● Listing:
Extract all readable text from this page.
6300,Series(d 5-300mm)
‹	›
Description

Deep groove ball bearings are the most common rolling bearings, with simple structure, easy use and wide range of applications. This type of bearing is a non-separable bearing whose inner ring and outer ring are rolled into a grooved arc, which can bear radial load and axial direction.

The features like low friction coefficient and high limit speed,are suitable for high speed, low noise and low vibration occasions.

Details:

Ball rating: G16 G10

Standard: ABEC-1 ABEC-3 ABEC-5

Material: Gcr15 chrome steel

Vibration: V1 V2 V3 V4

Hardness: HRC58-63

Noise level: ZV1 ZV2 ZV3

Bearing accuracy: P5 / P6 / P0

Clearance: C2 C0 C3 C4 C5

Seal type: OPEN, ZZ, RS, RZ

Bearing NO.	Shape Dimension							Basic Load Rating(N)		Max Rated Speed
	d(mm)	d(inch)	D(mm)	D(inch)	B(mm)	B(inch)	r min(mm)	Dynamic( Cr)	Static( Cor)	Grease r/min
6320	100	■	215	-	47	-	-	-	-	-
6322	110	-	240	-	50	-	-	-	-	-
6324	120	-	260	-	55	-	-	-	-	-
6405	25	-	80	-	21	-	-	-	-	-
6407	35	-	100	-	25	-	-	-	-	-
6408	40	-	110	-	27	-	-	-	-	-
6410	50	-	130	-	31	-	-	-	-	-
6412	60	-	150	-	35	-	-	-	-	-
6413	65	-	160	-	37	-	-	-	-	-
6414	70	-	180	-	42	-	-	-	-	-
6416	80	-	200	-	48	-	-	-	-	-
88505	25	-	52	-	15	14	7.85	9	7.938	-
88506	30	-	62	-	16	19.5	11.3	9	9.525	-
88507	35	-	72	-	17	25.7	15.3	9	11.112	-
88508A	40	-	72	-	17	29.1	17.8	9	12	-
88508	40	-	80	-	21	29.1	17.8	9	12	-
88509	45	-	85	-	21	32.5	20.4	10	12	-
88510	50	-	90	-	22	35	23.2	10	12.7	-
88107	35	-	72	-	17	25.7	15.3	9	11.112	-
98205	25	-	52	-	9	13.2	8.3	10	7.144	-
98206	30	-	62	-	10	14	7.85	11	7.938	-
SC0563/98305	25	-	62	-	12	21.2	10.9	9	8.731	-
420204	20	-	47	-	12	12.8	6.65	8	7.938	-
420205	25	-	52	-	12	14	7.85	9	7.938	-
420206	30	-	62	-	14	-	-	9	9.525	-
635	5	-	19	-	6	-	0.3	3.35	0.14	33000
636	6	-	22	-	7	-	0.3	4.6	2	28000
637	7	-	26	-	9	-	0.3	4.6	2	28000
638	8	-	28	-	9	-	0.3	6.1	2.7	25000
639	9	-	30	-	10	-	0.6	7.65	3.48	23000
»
* * *
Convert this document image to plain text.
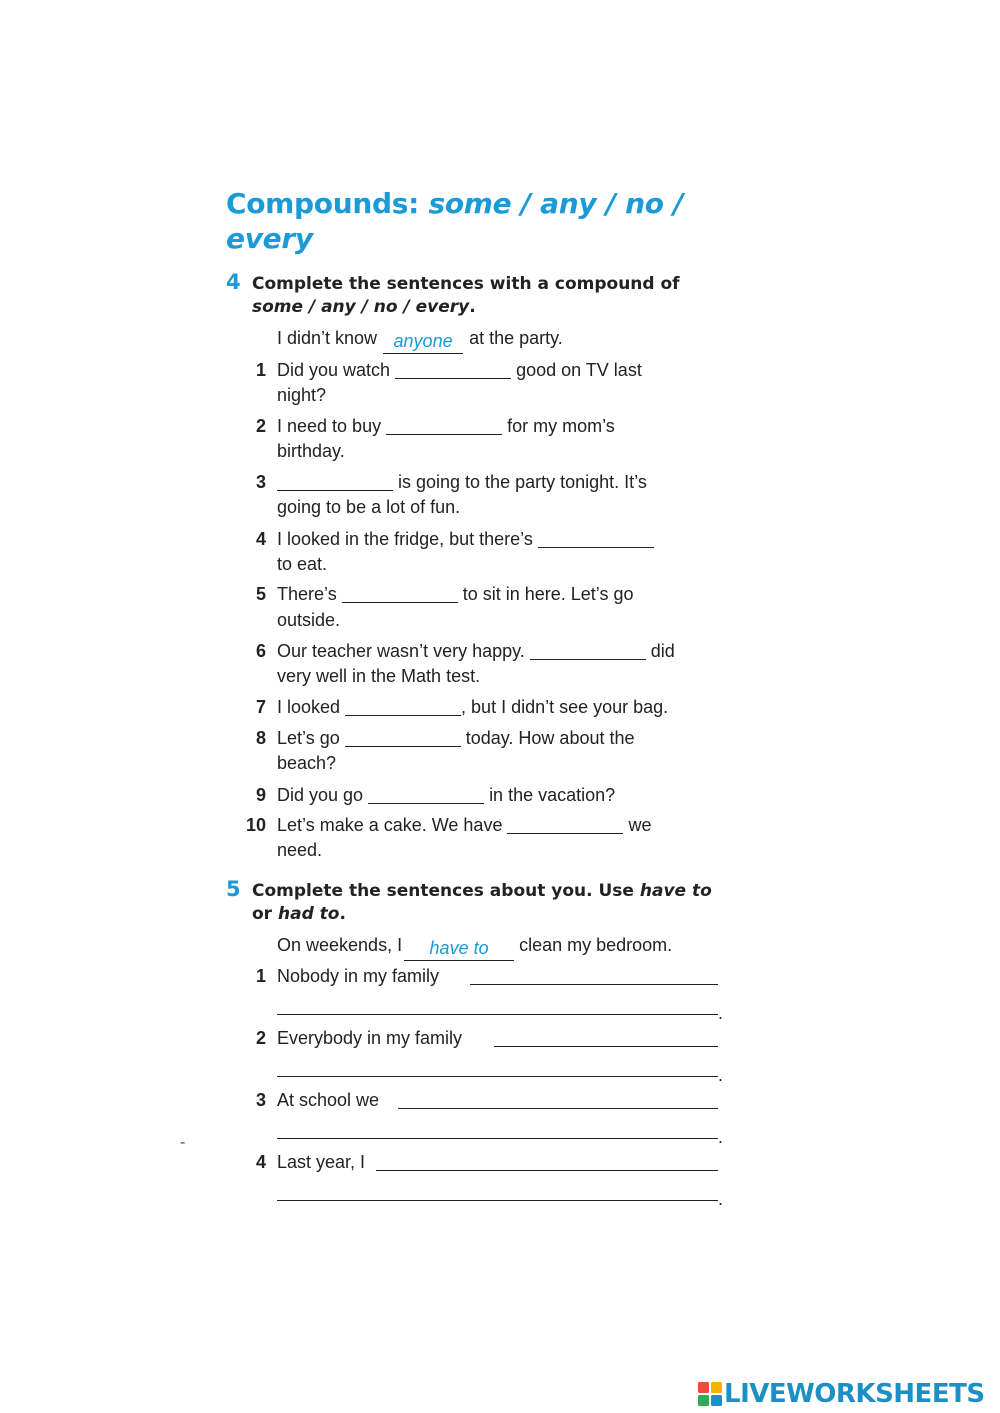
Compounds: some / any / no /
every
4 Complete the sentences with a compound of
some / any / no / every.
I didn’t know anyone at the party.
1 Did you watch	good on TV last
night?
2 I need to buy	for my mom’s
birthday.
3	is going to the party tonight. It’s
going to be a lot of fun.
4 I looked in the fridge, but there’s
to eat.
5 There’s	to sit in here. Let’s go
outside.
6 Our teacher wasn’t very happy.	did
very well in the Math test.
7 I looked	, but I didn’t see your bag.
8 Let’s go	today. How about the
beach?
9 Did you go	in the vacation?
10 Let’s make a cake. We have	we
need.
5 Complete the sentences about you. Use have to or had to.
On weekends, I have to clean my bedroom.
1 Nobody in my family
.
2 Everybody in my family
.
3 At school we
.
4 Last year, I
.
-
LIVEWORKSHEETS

● Problem to work on:
Gather from the data above every line with the string "Complete".

● Solution for this problem:
4 Complete the sentences with a compound of
5 Complete the sentences about you. Use have to or had to.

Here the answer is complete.